#### [Written instruction A]
Reproduce word for word the portion of the listing below that begins with its first line and ends with the line containing "page-title: #222021 White, Ashley", including both of those lines.

Third Amendment to Lease Agreement between EOP-Foothill Research Center, L.L.C. and Affymax, Inc.
This amendment updates the lease agreement between EOP-Foothill Research Center, L.L.C. (Landlord) and Affymax, Inc. (Tenant) for office space at 4001 Miranda Avenue, Palo Alto, California. It confirms the security deposit is increased to $1,235,000 and allows the landlord to transfer the deposit if the property is sold. It also terminates previous lease guaranties. All other terms of the original lease remain unchanged. Both parties confirm no brokers were involved in this amendment, and each agrees to indemnify the other against broker claims.
Exhibit 10.17
THIRD AMENDMENT
THIS THIRD AMENDMENT (the "Amendment") is made and entered into as of the 31st day of December, 2001, by and between EOP-FOOTHILL RESEARCH CENTER, L.L.C., a Delaware limited liability company ("Landlord"), and AFFYMAX, INC., a Delaware corporation ("Tenant").
RECITALS
- A.
- Landlord (as successor by merger to Spieker Properties L.P., a California limited partnership, successor in interest to Miranda Associates, a California general partnership and Tenant (as successor in interest to Affymax Research Institute, a California corporation ("ARI")) are parties to that certain lease (the "Original Lease") dated May 30, 1990, which Original Lease has been previously amended by the First Amendment to Lease dated November 16, 1999 (the "First Amendment") and the Second Amendment to Lease dated December 20, 1999 (the "Second Amendment"), (collectively, the "Lease"). Pursuant to the Lease, Landlord has leased to Tenant space currently containing approximately 53,830 rentable square feet (the "Premises") described as that two (2) story building located at 4001 Miranda Avenue, Palo Alto, California 94304 (the "Building").
- B.
- Tenant and Landlord mutually desire that the Lease be amended on and subject to the following terms and conditions.
NOW, THEREFORE, in consideration of the mutual covenants and agreements herein contained and other good and valuable consideration, the receipt and sufficiency of which are hereby acknowledged, Landlord and Tenant agree as follows:
- I.
- Amendment. Effective as of the date hereof, Landlord and Tenant agree that the Lease shall be amended in accordance with the following terms and conditions:
- A.

#### [Written instruction B]
Extract verbatim the passage of the lease amendment above that opens with the words "This amendment updates" and closes with "against broker claims.".

#### [Task material]
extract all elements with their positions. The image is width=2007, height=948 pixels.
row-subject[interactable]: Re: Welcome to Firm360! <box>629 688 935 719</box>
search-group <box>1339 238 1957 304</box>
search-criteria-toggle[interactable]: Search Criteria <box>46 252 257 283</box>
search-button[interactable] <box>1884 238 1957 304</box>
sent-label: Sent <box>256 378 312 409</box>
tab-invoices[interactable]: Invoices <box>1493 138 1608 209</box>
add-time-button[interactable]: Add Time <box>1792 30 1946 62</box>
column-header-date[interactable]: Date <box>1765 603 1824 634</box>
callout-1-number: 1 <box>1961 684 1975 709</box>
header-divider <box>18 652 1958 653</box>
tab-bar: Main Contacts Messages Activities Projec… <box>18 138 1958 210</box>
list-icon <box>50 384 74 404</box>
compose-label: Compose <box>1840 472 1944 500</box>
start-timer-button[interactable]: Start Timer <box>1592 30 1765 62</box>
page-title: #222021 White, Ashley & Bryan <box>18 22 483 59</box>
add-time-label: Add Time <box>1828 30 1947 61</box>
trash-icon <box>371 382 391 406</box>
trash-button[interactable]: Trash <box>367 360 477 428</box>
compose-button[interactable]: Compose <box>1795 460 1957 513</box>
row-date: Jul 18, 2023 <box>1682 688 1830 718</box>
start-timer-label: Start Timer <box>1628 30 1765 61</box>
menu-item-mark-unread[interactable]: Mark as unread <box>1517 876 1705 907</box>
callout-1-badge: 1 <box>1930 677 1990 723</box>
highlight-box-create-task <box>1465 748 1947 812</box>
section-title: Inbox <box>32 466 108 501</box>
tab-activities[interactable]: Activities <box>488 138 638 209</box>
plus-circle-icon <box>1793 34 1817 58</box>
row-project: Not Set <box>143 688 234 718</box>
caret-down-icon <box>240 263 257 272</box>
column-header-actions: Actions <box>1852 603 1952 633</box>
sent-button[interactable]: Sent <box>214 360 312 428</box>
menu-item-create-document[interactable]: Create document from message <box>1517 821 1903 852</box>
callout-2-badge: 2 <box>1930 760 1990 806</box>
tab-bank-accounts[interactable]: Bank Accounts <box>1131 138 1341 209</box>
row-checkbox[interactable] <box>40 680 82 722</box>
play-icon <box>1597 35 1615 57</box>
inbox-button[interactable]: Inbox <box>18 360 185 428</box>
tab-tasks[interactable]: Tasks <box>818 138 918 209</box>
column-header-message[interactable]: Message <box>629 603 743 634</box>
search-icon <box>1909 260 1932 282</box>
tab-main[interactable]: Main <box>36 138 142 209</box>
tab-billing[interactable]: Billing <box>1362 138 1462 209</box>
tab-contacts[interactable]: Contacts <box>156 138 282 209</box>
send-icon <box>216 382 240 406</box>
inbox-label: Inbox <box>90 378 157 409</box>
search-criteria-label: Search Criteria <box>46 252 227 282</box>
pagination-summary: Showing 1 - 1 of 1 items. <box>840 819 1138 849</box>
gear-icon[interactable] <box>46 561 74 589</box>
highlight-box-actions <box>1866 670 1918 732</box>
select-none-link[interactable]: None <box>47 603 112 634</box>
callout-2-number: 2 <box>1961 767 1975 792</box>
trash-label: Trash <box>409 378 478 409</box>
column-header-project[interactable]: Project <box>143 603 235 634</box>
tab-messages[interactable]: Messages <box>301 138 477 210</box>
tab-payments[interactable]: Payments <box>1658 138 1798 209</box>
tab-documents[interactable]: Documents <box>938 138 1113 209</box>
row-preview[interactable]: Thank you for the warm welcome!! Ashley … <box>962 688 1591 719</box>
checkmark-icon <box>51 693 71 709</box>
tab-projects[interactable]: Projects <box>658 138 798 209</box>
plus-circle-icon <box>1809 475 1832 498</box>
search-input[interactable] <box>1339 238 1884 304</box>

#### [Correct answer A]
extract all elements with their positions. The image is width=2007, height=948 pixels.
row-subject[interactable]: Re: Welcome to Firm360! <box>629 688 935 719</box>
search-group <box>1339 238 1957 304</box>
search-criteria-toggle[interactable]: Search Criteria <box>46 252 257 283</box>
search-button[interactable] <box>1884 238 1957 304</box>
sent-label: Sent <box>256 378 312 409</box>
tab-invoices[interactable]: Invoices <box>1493 138 1608 209</box>
add-time-button[interactable]: Add Time <box>1792 30 1946 62</box>
column-header-date[interactable]: Date <box>1765 603 1824 634</box>
callout-1-number: 1 <box>1961 684 1975 709</box>
header-divider <box>18 652 1958 653</box>
tab-bar: Main Contacts Messages Activities Projec… <box>18 138 1958 210</box>
list-icon <box>50 384 74 404</box>
compose-label: Compose <box>1840 472 1944 500</box>
start-timer-button[interactable]: Start Timer <box>1592 30 1765 62</box>
page-title: #222021 White, Ashley & Bryan <box>18 22 483 59</box>

#### [Correct answer B]
This amendment updates the lease agreement between EOP-Foothill Research Center, L.L.C. (Landlord) and Affymax, Inc. (Tenant) for office space at 4001 Miranda Avenue, Palo Alto, California. It confirms the security deposit is increased to $1,235,000 and allows the landlord to transfer the deposit if the property is sold. It also terminates previous lease guaranties. All other terms of the original lease remain unchanged. Both parties confirm no brokers were involved in this amendment, and each agrees to indemnify the other against broker claims.